--- Dataset records ---
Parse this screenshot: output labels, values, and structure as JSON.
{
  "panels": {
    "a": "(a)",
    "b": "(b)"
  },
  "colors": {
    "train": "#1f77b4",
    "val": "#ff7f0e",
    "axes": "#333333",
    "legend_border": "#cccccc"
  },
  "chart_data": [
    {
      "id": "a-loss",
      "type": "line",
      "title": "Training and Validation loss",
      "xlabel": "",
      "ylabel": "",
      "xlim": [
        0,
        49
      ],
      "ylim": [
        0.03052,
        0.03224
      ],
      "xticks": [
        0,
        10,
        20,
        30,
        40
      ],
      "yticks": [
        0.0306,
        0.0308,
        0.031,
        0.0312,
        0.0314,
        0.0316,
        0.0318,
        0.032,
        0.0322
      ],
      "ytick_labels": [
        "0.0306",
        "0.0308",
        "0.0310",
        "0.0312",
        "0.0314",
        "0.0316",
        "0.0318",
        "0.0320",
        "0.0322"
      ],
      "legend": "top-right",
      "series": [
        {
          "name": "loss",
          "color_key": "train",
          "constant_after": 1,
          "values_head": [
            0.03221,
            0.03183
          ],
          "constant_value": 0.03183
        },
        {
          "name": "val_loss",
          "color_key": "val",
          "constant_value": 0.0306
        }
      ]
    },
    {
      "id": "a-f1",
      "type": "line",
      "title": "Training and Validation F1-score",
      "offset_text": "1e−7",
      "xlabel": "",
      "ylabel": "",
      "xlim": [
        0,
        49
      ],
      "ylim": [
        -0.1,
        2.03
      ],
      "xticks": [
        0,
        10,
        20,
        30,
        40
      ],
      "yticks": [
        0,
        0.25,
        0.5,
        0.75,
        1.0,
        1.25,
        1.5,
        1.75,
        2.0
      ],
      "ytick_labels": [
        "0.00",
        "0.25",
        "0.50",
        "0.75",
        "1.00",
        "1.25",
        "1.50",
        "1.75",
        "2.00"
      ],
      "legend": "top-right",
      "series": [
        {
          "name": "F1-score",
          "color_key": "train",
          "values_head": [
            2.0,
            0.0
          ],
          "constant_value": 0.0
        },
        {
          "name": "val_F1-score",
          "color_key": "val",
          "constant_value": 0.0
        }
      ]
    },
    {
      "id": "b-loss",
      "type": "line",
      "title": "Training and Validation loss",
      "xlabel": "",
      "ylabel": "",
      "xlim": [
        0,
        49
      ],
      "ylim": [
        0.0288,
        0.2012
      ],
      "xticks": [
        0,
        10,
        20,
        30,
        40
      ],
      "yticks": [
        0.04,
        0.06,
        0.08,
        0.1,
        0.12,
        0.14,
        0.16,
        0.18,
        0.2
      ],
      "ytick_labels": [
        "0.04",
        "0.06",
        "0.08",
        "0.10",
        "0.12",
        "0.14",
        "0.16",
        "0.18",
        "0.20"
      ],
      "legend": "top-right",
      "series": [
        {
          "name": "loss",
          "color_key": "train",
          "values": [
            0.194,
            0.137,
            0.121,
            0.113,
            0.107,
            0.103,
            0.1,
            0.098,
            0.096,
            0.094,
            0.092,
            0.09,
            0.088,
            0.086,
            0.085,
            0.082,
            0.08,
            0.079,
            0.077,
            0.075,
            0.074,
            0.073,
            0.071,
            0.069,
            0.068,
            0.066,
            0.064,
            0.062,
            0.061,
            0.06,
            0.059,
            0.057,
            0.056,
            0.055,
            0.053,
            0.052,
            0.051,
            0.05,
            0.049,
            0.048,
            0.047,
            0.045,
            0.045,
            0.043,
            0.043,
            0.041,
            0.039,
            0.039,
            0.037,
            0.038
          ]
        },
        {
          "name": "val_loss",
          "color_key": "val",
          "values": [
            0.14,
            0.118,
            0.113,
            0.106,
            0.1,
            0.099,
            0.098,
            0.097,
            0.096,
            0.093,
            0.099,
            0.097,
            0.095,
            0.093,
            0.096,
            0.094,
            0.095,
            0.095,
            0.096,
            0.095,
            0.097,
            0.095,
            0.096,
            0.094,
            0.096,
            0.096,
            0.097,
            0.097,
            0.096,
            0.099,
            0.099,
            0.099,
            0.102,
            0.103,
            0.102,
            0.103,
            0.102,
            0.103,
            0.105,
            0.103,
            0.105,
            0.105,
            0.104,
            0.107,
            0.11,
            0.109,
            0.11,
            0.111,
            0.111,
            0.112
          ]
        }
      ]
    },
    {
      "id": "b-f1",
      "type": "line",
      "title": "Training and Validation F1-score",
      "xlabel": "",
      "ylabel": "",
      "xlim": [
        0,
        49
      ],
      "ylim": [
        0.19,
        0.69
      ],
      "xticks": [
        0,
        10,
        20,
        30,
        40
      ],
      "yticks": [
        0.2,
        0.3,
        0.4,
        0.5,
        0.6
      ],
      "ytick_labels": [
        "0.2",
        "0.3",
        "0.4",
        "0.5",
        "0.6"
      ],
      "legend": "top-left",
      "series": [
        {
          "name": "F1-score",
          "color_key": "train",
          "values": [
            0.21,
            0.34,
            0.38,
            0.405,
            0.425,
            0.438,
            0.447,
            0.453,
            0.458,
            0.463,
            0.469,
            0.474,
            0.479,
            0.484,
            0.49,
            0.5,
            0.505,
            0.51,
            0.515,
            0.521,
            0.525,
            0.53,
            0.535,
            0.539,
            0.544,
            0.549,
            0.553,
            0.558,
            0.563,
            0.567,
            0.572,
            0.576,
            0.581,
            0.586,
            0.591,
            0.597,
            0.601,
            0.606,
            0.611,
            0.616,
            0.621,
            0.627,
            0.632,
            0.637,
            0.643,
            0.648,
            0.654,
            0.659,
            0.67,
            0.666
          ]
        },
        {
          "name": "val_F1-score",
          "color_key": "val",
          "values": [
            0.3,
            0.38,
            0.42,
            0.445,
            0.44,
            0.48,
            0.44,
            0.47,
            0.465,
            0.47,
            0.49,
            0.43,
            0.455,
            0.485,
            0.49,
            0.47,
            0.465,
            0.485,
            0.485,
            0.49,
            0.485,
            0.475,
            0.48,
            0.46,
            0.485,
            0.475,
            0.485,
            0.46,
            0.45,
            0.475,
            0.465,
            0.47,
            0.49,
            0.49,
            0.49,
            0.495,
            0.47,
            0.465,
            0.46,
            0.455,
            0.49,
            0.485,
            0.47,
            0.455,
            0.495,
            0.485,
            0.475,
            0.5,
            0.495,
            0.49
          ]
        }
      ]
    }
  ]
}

--- Directive ---
Transcribe all the entries, keeping each one exactly as it is.

--- Answer to the problem ---
Parse this screenshot: output labels, values, and structure as JSON.
{
  "panels": {
    "a": "(a)",
    "b": "(b)"
  },
  "colors": {
    "train": "#1f77b4",
    "val": "#ff7f0e",
    "axes": "#333333",
    "legend_border": "#cccccc"
  },
  "chart_data": [
    {
      "id": "a-loss",
      "type": "line",
      "title": "Training and Validation loss",
      "xlabel": "",
      "ylabel": "",
      "xlim": [
        0,
        49
      ],
      "ylim": [
        0.03052,
        0.03224
      ],
      "xticks": [
        0,
        10,
        20,
        30,
        40
      ],
      "yticks": [
        0.0306,
        0.0308,
        0.031,
        0.0312,
        0.0314,
        0.0316,
        0.0318,
        0.032,
        0.0322
      ],
      "ytick_labels": [
        "0.0306",
        "0.0308",
        "0.0310",
        "0.0312",
        "0.0314",
        "0.0316",
        "0.0318",
        "0.0320",
        "0.0322"
      ],
      "legend": "top-right",
      "series": [
        {
          "name": "loss",
          "color_key": "train",
          "constant_after": 1,
          "values_head": [
            0.03221,
            0.03183
          ],
          "constant_value": 0.03183
        },
        {
          "name": "val_loss",
          "color_key": "val",
          "constant_value": 0.0306
        }
      ]
    },
    {
      "id": "a-f1",
      "type": "line",
      "title": "Training and Validation F1-score",
      "offset_text": "1e−7",
      "xlabel": "",
      "ylabel": "",
      "xlim": [
        0,
        49
      ],
      "ylim": [
        -0.1,
        2.03
      ],
      "xticks": [
        0,
        10,
        20,
        30,
        40
      ],
      "yticks": [
        0,
        0.25,
        0.5,
        0.75,
        1.0,
        1.25,
        1.5,
        1.75,
        2.0
      ],
      "ytick_labels": [
        "0.00",
        "0.25",
        "0.50",
        "0.75",
        "1.00",
        "1.25",
        "1.50",
        "1.75",
        "2.00"
      ],
      "legend": "top-right",
      "series": [
        {
          "name": "F1-score",
          "color_key": "train",
          "values_head": [
            2.0,
            0.0
          ],
          "constant_value": 0.0
        },
        {
          "name": "val_F1-score",
          "color_key": "val",
          "constant_value": 0.0
        }
      ]
    },
    {
      "id": "b-loss",
      "type": "line",
      "title": "Training and Validation loss",
      "xlabel": "",
      "ylabel": "",
      "xlim": [
        0,
        49
      ],
      "ylim": [
        0.0288,
        0.2012
      ],
      "xticks": [
        0,
        10,
        20,
        30,
        40
      ],
      "yticks": [
        0.04,
        0.06,
        0.08,
        0.1,
        0.12,
        0.14,
        0.16,
        0.18,
        0.2
      ],
      "ytick_labels": [
        "0.04",
        "0.06",
        "0.08",
        "0.10",
        "0.12",
        "0.14",
        "0.16",
        "0.18",
        "0.20"
      ],
      "legend": "top-right",
      "series": [
        {
          "name": "loss",
          "color_key": "train",
          "values": [
            0.194,
            0.137,
            0.121,
            0.113,
            0.107,
            0.103,
            0.1,
            0.098,
            0.096,
            0.094,
            0.092,
            0.09,
            0.088,
            0.086,
            0.085,
            0.082,
            0.08,
            0.079,
            0.077,
            0.075,
            0.074,
            0.073,
            0.071,
            0.069,
            0.068,
            0.066,
            0.064,
            0.062,
            0.061,
            0.06,
            0.059,
            0.057,
            0.056,
            0.055,
            0.053,
            0.052,
            0.051,
            0.05,
            0.049,
            0.048,
            0.047,
            0.045,
            0.045,
            0.043,
            0.043,
            0.041,
            0.039,
            0.039,
            0.037,
            0.038
          ]
        },
        {
          "name": "val_loss",
          "color_key": "val",
          "values": [
            0.14,
            0.118,
            0.113,
            0.106,
            0.1,
            0.099,
            0.098,
            0.097,
            0.096,
            0.093,
            0.099,
            0.097,
            0.095,
            0.093,
            0.096,
            0.094,
            0.095,
            0.095,
            0.096,
            0.095,
            0.097,
            0.095,
            0.096,
            0.094,
            0.096,
            0.096,
            0.097,
            0.097,
            0.096,
            0.099,
            0.099,
            0.099,
            0.102,
            0.103,
            0.102,
            0.103,
            0.102,
            0.103,
            0.105,
            0.103,
            0.105,
            0.105,
            0.104,
            0.107,
            0.11,
            0.109,
            0.11,
            0.111,
            0.111,
            0.112
          ]
        }
      ]
    },
    {
      "id": "b-f1",
      "type": "line",
      "title": "Training and Validation F1-score",
      "xlabel": "",
      "ylabel": "",
      "xlim": [
        0,
        49
      ],
      "ylim": [
        0.19,
        0.69
      ],
      "xticks": [
        0,
        10,
        20,
        30,
        40
      ],
      "yticks": [
        0.2,
        0.3,
        0.4,
        0.5,
        0.6
      ],
      "ytick_labels": [
        "0.2",
        "0.3",
        "0.4",
        "0.5",
        "0.6"
      ],
      "legend": "top-left",
      "series": [
        {
          "name": "F1-score",
          "color_key": "train",
          "values": [
            0.21,
            0.34,
            0.38,
            0.405,
            0.425,
            0.438,
            0.447,
            0.453,
            0.458,
            0.463,
            0.469,
            0.474,
            0.479,
            0.484,
            0.49,
            0.5,
            0.505,
            0.51,
            0.515,
            0.521,
            0.525,
            0.53,
            0.535,
            0.539,
            0.544,
            0.549,
            0.553,
            0.558,
            0.563,
            0.567,
            0.572,
            0.576,
            0.581,
            0.586,
            0.591,
            0.597,
            0.601,
            0.606,
            0.611,
            0.616,
            0.621,
            0.627,
            0.632,
            0.637,
            0.643,
            0.648,
            0.654,
            0.659,
            0.67,
            0.666
          ]
        },
        {
          "name": "val_F1-score",
          "color_key": "val",
          "values": [
            0.3,
            0.38,
            0.42,
            0.445,
            0.44,
            0.48,
            0.44,
            0.47,
            0.465,
            0.47,
            0.49,
            0.43,
            0.455,
            0.485,
            0.49,
            0.47,
            0.465,
            0.485,
            0.485,
            0.49,
            0.485,
            0.475,
            0.48,
            0.46,
            0.485,
            0.475,
            0.485,
            0.46,
            0.45,
            0.475,
            0.465,
            0.47,
            0.49,
            0.49,
            0.49,
            0.495,
            0.47,
            0.465,
            0.46,
            0.455,
            0.49,
            0.485,
            0.47,
            0.455,
            0.495,
            0.485,
            0.475,
            0.5,
            0.495,
            0.49
          ]
        }
      ]
    }
  ]
}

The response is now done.